Objective
Edit the records below so that every instance of "params-line" reads "parameter-line", and leave everything else unchanged.
-- START Records supplied --
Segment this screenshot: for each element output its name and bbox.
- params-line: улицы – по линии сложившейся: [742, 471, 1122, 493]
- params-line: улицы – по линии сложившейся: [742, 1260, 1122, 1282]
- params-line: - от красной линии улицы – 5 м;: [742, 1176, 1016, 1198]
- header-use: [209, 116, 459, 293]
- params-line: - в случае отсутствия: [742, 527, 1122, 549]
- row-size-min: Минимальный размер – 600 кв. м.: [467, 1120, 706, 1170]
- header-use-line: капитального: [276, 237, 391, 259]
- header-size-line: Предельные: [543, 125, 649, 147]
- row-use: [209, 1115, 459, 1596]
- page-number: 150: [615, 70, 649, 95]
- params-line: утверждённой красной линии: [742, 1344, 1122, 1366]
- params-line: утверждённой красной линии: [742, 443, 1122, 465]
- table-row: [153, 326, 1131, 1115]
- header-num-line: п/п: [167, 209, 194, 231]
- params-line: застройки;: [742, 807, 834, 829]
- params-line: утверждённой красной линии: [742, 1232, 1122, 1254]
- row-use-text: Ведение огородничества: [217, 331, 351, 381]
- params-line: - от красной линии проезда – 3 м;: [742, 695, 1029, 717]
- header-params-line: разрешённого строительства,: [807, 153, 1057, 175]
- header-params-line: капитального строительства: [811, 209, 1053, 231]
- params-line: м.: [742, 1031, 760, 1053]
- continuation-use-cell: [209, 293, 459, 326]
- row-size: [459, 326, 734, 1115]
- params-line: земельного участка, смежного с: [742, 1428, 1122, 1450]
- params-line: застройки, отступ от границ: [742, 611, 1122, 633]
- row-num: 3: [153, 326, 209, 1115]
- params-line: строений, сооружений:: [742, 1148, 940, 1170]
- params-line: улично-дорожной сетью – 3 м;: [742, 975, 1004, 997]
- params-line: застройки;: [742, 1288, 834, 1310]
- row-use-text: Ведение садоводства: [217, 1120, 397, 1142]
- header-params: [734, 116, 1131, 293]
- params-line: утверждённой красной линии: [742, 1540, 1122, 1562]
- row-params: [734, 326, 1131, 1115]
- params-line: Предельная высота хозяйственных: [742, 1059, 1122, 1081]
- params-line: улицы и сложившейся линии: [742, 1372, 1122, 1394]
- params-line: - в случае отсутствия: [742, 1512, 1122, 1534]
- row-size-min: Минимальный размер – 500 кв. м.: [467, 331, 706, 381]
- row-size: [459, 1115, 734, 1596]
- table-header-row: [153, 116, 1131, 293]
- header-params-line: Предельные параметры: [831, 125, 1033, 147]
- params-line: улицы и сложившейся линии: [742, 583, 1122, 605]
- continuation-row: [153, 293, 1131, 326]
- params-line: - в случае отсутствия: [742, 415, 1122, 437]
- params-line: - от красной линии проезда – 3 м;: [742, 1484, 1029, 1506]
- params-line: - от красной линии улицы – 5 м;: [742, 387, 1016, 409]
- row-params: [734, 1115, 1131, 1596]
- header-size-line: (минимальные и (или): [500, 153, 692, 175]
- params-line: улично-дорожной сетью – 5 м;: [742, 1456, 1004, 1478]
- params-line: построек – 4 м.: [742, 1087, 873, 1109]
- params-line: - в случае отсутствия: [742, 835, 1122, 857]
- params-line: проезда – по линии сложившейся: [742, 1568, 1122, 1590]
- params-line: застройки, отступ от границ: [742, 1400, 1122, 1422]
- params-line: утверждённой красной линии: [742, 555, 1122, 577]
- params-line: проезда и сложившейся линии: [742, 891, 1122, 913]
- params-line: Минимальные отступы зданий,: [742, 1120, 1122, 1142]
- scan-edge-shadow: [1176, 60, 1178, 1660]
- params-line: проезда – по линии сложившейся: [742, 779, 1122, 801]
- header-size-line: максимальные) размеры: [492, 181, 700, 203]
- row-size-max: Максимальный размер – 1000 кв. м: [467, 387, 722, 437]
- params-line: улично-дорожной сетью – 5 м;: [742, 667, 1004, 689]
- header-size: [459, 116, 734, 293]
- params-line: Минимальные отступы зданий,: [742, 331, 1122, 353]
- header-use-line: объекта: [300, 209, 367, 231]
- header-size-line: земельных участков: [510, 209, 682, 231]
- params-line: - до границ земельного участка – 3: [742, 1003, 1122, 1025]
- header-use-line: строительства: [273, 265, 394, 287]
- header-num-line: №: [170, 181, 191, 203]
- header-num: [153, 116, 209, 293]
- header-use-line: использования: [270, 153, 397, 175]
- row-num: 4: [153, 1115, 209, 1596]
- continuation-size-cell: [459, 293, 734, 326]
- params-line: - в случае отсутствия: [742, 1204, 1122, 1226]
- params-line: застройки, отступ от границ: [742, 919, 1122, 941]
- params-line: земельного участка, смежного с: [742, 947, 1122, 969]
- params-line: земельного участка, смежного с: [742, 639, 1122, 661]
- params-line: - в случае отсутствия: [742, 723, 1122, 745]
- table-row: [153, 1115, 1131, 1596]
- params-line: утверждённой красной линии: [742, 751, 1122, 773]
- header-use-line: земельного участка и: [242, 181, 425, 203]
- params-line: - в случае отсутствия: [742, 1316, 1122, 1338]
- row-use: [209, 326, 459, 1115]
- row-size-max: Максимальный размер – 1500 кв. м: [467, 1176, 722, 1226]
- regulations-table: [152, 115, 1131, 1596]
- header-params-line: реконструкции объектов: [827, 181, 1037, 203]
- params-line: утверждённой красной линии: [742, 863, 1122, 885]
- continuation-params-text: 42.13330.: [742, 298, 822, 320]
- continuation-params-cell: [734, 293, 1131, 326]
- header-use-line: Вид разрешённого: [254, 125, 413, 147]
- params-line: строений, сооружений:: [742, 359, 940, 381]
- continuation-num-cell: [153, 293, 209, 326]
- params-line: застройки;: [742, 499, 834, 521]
-- END Records supplied --
Answer to this exercise
Segment this screenshot: for each element output its name and bbox.
- parameter-line: улицы – по линии сложившейся: [742, 471, 1122, 493]
- parameter-line: улицы – по линии сложившейся: [742, 1260, 1122, 1282]
- parameter-line: - от красной линии улицы – 5 м;: [742, 1176, 1016, 1198]
- header-use: [209, 116, 459, 293]
- parameter-line: - в случае отсутствия: [742, 527, 1122, 549]
- row-size-min: Минимальный размер – 600 кв. м.: [467, 1120, 706, 1170]
- header-use-line: капитального: [276, 237, 391, 259]
- header-size-line: Предельные: [543, 125, 649, 147]
- row-use: [209, 1115, 459, 1596]
- page-number: 150: [615, 70, 649, 95]
- parameter-line: утверждённой красной линии: [742, 1344, 1122, 1366]
- parameter-line: утверждённой красной линии: [742, 443, 1122, 465]
- table-row: [153, 326, 1131, 1115]
- header-num-line: п/п: [167, 209, 194, 231]
- parameter-line: застройки;: [742, 807, 834, 829]
- parameter-line: утверждённой красной линии: [742, 1232, 1122, 1254]
- row-use-text: Ведение огородничества: [217, 331, 351, 381]
- parameter-line: - от красной линии проезда – 3 м;: [742, 695, 1029, 717]
- header-parameter-line: разрешённого строительства,: [807, 153, 1057, 175]
- header-parameter-line: капитального строительства: [811, 209, 1053, 231]
- parameter-line: м.: [742, 1031, 760, 1053]
- continuation-use-cell: [209, 293, 459, 326]
- row-size: [459, 326, 734, 1115]
- parameter-line: земельного участка, смежного с: [742, 1428, 1122, 1450]
- parameter-line: застройки, отступ от границ: [742, 611, 1122, 633]
- row-num: 3: [153, 326, 209, 1115]
- parameter-line: строений, сооружений:: [742, 1148, 940, 1170]
- parameter-line: улично-дорожной сетью – 3 м;: [742, 975, 1004, 997]
- parameter-line: застройки;: [742, 1288, 834, 1310]
- row-use-text: Ведение садоводства: [217, 1120, 397, 1142]
- header-params: [734, 116, 1131, 293]
- parameter-line: утверждённой красной линии: [742, 1540, 1122, 1562]
- row-params: [734, 326, 1131, 1115]
- parameter-line: Предельная высота хозяйственных: [742, 1059, 1122, 1081]
- parameter-line: улицы и сложившейся линии: [742, 1372, 1122, 1394]
- parameter-line: - в случае отсутствия: [742, 1512, 1122, 1534]
- row-size-min: Минимальный размер – 500 кв. м.: [467, 331, 706, 381]
- row-size: [459, 1115, 734, 1596]
- table-header-row: [153, 116, 1131, 293]
- header-parameter-line: Предельные параметры: [831, 125, 1033, 147]
- parameter-line: улицы и сложившейся линии: [742, 583, 1122, 605]
- continuation-row: [153, 293, 1131, 326]
- parameter-line: - в случае отсутствия: [742, 415, 1122, 437]
- parameter-line: - от красной линии проезда – 3 м;: [742, 1484, 1029, 1506]
- parameter-line: - от красной линии улицы – 5 м;: [742, 387, 1016, 409]
- row-params: [734, 1115, 1131, 1596]
- header-size-line: (минимальные и (или): [500, 153, 692, 175]
- parameter-line: улично-дорожной сетью – 5 м;: [742, 1456, 1004, 1478]
- parameter-line: построек – 4 м.: [742, 1087, 873, 1109]
- parameter-line: - в случае отсутствия: [742, 835, 1122, 857]
- parameter-line: проезда – по линии сложившейся: [742, 1568, 1122, 1590]
- parameter-line: застройки, отступ от границ: [742, 1400, 1122, 1422]
- parameter-line: утверждённой красной линии: [742, 555, 1122, 577]
- parameter-line: проезда и сложившейся линии: [742, 891, 1122, 913]
- parameter-line: Минимальные отступы зданий,: [742, 1120, 1122, 1142]
- scan-edge-shadow: [1176, 60, 1178, 1660]
- parameter-line: проезда – по линии сложившейся: [742, 779, 1122, 801]
- header-size-line: максимальные) размеры: [492, 181, 700, 203]
- row-size-max: Максимальный размер – 1000 кв. м: [467, 387, 722, 437]
- parameter-line: улично-дорожной сетью – 5 м;: [742, 667, 1004, 689]
- header-size: [459, 116, 734, 293]
- parameter-line: Минимальные отступы зданий,: [742, 331, 1122, 353]
- header-use-line: объекта: [300, 209, 367, 231]
- header-size-line: земельных участков: [510, 209, 682, 231]
- parameter-line: - до границ земельного участка – 3: [742, 1003, 1122, 1025]
- header-use-line: строительства: [273, 265, 394, 287]
- header-num-line: №: [170, 181, 191, 203]
- header-num: [153, 116, 209, 293]
- header-use-line: использования: [270, 153, 397, 175]
- row-num: 4: [153, 1115, 209, 1596]
- continuation-size-cell: [459, 293, 734, 326]
- parameter-line: - в случае отсутствия: [742, 1204, 1122, 1226]
- parameter-line: застройки, отступ от границ: [742, 919, 1122, 941]
- parameter-line: земельного участка, смежного с: [742, 947, 1122, 969]
- parameter-line: земельного участка, смежного с: [742, 639, 1122, 661]
- parameter-line: - в случае отсутствия: [742, 723, 1122, 745]
- table-row: [153, 1115, 1131, 1596]
- parameter-line: утверждённой красной линии: [742, 751, 1122, 773]
- header-use-line: земельного участка и: [242, 181, 425, 203]
- parameter-line: - в случае отсутствия: [742, 1316, 1122, 1338]
- row-use: [209, 326, 459, 1115]
- row-size-max: Максимальный размер – 1500 кв. м: [467, 1176, 722, 1226]
- regulations-table: [152, 115, 1131, 1596]
- header-parameter-line: реконструкции объектов: [827, 181, 1037, 203]
- parameter-line: утверждённой красной линии: [742, 863, 1122, 885]
- continuation-params-text: 42.13330.: [742, 298, 822, 320]
- continuation-params-cell: [734, 293, 1131, 326]
- header-use-line: Вид разрешённого: [254, 125, 413, 147]
- parameter-line: строений, сооружений:: [742, 359, 940, 381]
- continuation-num-cell: [153, 293, 209, 326]
- parameter-line: застройки;: [742, 499, 834, 521]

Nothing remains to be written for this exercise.